Figure contents as structured data
━━━━━━

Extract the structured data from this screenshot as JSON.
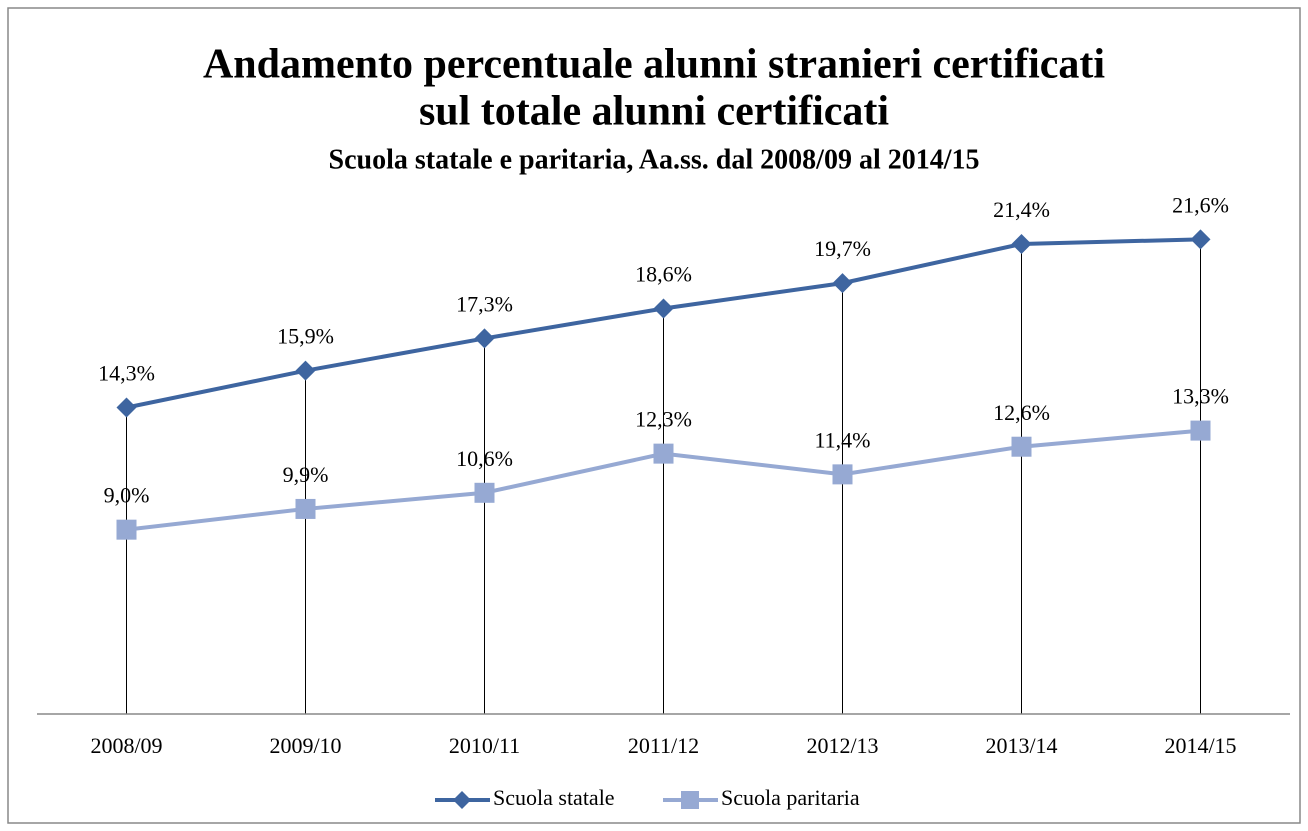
{
  "chart_data": {
    "type": "line",
    "title": [
      "Andamento percentuale alunni stranieri certificati",
      "sul totale alunni certificati"
    ],
    "subtitle": "Scuola statale e paritaria, Aa.ss. dal 2008/09 al 2014/15",
    "categories": [
      "2008/09",
      "2009/10",
      "2010/11",
      "2011/12",
      "2012/13",
      "2013/14",
      "2014/15"
    ],
    "series": [
      {
        "name": "Scuola statale",
        "color": "#3e65a0",
        "marker": "diamond",
        "values": [
          14.3,
          15.9,
          17.3,
          18.6,
          19.7,
          21.4,
          21.6
        ],
        "value_labels": [
          "14,3%",
          "15,9%",
          "17,3%",
          "18,6%",
          "19,7%",
          "21,4%",
          "21,6%"
        ]
      },
      {
        "name": "Scuola paritaria",
        "color": "#96a9d3",
        "marker": "square",
        "values": [
          9.0,
          9.9,
          10.6,
          12.3,
          11.4,
          12.6,
          13.3
        ],
        "value_labels": [
          "9,0%",
          "9,9%",
          "10,6%",
          "12,3%",
          "11,4%",
          "12,6%",
          "13,3%"
        ]
      }
    ],
    "ylim": [
      1,
      25
    ],
    "drop_lines": true,
    "legend": "bottom"
  }
}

━━━━━━

* _EXERCISE OBJECTIVE_
Copy out the lines in which the string "name" appears.

* _REPLY_
        "name": "Scuola statale",
        "name": "Scuola paritaria",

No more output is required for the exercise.